> _PROBLEM_
Copy every line of the entries below without changing anything, but leave out the pictures.

(Entries from a data source)
* BEGIN *

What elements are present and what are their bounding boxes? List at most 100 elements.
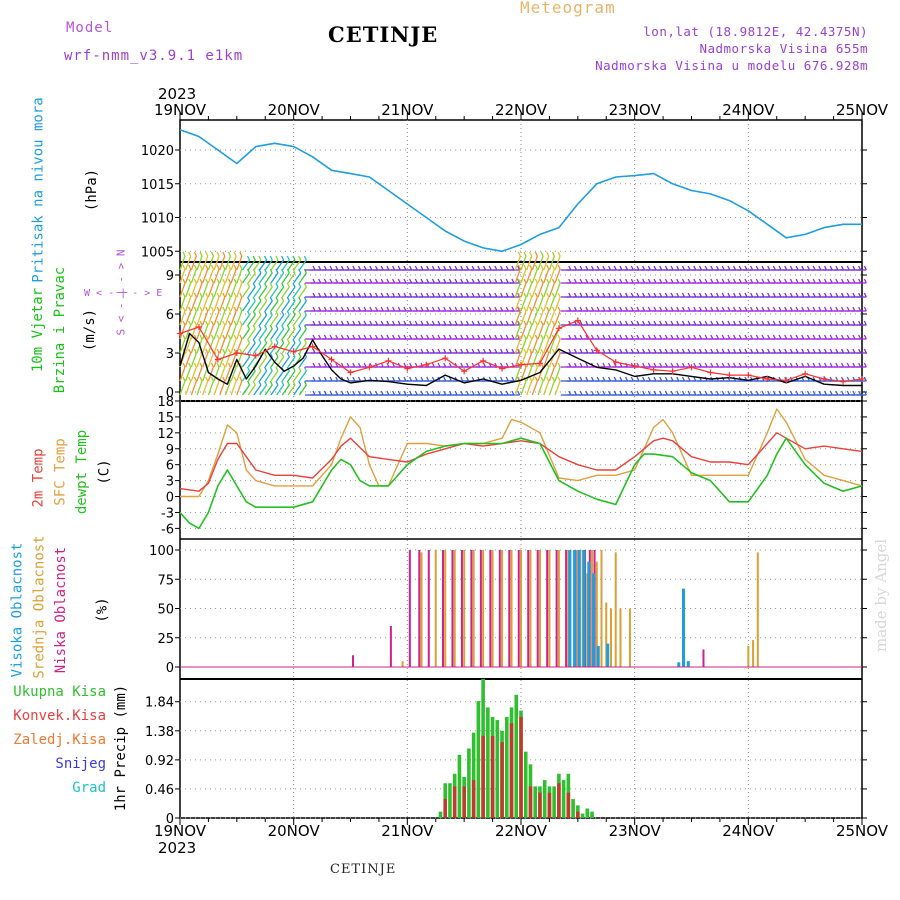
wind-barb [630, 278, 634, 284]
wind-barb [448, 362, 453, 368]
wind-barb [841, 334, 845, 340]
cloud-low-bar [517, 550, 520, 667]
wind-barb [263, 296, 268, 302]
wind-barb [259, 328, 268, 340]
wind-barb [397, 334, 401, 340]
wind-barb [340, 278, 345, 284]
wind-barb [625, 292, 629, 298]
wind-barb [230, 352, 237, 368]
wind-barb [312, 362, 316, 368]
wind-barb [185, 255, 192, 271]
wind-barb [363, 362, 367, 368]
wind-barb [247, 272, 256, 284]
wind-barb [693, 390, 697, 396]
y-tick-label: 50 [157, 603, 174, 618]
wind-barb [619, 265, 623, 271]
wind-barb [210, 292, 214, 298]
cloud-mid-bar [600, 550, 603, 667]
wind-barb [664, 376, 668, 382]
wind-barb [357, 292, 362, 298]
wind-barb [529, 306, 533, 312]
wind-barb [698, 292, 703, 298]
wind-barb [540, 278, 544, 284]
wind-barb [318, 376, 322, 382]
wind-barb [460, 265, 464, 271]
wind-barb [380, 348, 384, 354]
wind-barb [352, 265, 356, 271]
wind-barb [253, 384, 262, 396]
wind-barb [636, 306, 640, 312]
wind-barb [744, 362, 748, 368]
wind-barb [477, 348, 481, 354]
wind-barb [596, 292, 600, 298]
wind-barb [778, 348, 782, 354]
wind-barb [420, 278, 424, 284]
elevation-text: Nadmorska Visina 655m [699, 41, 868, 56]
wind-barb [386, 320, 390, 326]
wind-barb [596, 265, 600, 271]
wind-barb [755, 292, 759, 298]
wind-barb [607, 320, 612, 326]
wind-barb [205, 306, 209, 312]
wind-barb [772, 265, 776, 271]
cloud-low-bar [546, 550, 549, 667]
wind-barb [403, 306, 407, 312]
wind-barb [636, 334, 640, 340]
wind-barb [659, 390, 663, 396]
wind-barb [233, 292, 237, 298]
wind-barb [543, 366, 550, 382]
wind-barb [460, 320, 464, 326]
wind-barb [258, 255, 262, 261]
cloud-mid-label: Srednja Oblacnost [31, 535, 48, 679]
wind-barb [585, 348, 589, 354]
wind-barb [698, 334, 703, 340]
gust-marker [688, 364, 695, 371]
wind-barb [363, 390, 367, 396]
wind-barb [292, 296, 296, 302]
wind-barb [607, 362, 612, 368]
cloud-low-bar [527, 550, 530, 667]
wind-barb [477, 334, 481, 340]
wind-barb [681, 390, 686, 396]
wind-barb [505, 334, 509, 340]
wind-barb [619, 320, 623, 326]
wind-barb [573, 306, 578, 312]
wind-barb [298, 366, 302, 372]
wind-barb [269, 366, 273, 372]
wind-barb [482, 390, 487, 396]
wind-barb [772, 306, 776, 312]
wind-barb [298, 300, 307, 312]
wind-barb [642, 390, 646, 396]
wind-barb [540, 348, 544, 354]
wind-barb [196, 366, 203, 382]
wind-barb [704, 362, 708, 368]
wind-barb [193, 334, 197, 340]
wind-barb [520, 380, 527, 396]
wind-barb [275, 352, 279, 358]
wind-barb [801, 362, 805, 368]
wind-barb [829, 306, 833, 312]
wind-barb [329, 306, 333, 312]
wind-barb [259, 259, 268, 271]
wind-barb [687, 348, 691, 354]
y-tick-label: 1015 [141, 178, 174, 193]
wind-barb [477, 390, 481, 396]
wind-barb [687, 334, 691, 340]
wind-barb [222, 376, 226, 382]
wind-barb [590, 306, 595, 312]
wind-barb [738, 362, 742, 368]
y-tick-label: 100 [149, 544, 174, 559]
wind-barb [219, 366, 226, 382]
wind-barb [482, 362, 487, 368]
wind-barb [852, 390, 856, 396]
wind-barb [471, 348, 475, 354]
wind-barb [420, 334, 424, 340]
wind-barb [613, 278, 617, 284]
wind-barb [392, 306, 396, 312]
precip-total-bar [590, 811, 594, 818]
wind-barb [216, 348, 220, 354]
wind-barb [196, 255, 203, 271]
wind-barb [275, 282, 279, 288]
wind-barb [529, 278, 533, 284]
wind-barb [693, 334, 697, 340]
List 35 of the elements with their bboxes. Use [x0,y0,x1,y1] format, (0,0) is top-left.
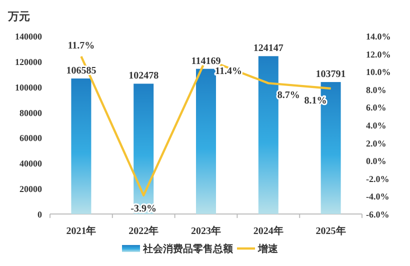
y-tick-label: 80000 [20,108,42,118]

* END *

> _ANSWER FOR THE TASK_
What elements are present and what are their bounding boxes? List at most 100 elements.
wind-barb [630, 278, 634, 284]
wind-barb [448, 362, 453, 368]
wind-barb [841, 334, 845, 340]
cloud-low-bar [517, 550, 520, 667]
wind-barb [263, 296, 268, 302]
wind-barb [259, 328, 268, 340]
wind-barb [397, 334, 401, 340]
wind-barb [340, 278, 345, 284]
wind-barb [625, 292, 629, 298]
wind-barb [230, 352, 237, 368]
wind-barb [312, 362, 316, 368]
wind-barb [185, 255, 192, 271]
wind-barb [363, 362, 367, 368]
wind-barb [247, 272, 256, 284]
wind-barb [693, 390, 697, 396]
y-tick-label: 50 [157, 603, 174, 618]
wind-barb [619, 265, 623, 271]
wind-barb [210, 292, 214, 298]
cloud-mid-bar [600, 550, 603, 667]
wind-barb [664, 376, 668, 382]
wind-barb [357, 292, 362, 298]
wind-barb [529, 306, 533, 312]
wind-barb [698, 292, 703, 298]
wind-barb [540, 278, 544, 284]
wind-barb [318, 376, 322, 382]
wind-barb [460, 265, 464, 271]
wind-barb [380, 348, 384, 354]
wind-barb [352, 265, 356, 271]
wind-barb [253, 384, 262, 396]
wind-barb [636, 306, 640, 312]
wind-barb [744, 362, 748, 368]
wind-barb [477, 348, 481, 354]
wind-barb [596, 292, 600, 298]
wind-barb [778, 348, 782, 354]
wind-barb [420, 278, 424, 284]
elevation-text: Nadmorska Visina 655m [699, 41, 868, 56]
wind-barb [386, 320, 390, 326]
wind-barb [596, 265, 600, 271]
wind-barb [755, 292, 759, 298]
wind-barb [607, 320, 612, 326]
wind-barb [205, 306, 209, 312]
wind-barb [772, 265, 776, 271]
cloud-low-bar [546, 550, 549, 667]
wind-barb [403, 306, 407, 312]
wind-barb [636, 334, 640, 340]
wind-barb [659, 390, 663, 396]
wind-barb [233, 292, 237, 298]
wind-barb [543, 366, 550, 382]
wind-barb [460, 320, 464, 326]
wind-barb [258, 255, 262, 261]
cloud-mid-label: Srednja Oblacnost [31, 535, 48, 679]
wind-barb [585, 348, 589, 354]
wind-barb [698, 334, 703, 340]
gust-marker [688, 364, 695, 371]
wind-barb [363, 390, 367, 396]
wind-barb [292, 296, 296, 302]
wind-barb [607, 362, 612, 368]
cloud-low-bar [527, 550, 530, 667]
wind-barb [477, 334, 481, 340]
wind-barb [681, 390, 686, 396]
wind-barb [505, 334, 509, 340]
wind-barb [619, 320, 623, 326]
wind-barb [573, 306, 578, 312]
wind-barb [298, 366, 302, 372]
wind-barb [269, 366, 273, 372]
wind-barb [482, 390, 487, 396]
wind-barb [772, 306, 776, 312]
wind-barb [298, 300, 307, 312]
wind-barb [642, 390, 646, 396]
wind-barb [540, 348, 544, 354]
wind-barb [196, 366, 203, 382]
wind-barb [704, 362, 708, 368]
wind-barb [193, 334, 197, 340]
wind-barb [520, 380, 527, 396]
wind-barb [275, 352, 279, 358]
wind-barb [801, 362, 805, 368]
wind-barb [829, 306, 833, 312]
wind-barb [329, 306, 333, 312]
wind-barb [259, 259, 268, 271]
wind-barb [687, 348, 691, 354]
y-tick-label: 1015 [141, 178, 174, 193]
wind-barb [477, 390, 481, 396]
wind-barb [687, 334, 691, 340]
wind-barb [222, 376, 226, 382]
wind-barb [590, 306, 595, 312]
wind-barb [738, 362, 742, 368]
y-tick-label: 100 [149, 544, 174, 559]
wind-barb [219, 366, 226, 382]
wind-barb [482, 362, 487, 368]
wind-barb [852, 390, 856, 396]
wind-barb [471, 348, 475, 354]
wind-barb [420, 334, 424, 340]
wind-barb [613, 278, 617, 284]
wind-barb [392, 306, 396, 312]
precip-total-bar [590, 811, 594, 818]
wind-barb [216, 348, 220, 354]
wind-barb [196, 255, 203, 271]
wind-barb [275, 282, 279, 288]
wind-barb [529, 278, 533, 284]
wind-barb [693, 334, 697, 340]
List 35 of the elements with their bboxes. Use [x0,y0,x1,y1] format, (0,0) is top-left.
y-tick-label: 80000 [20,108,42,118]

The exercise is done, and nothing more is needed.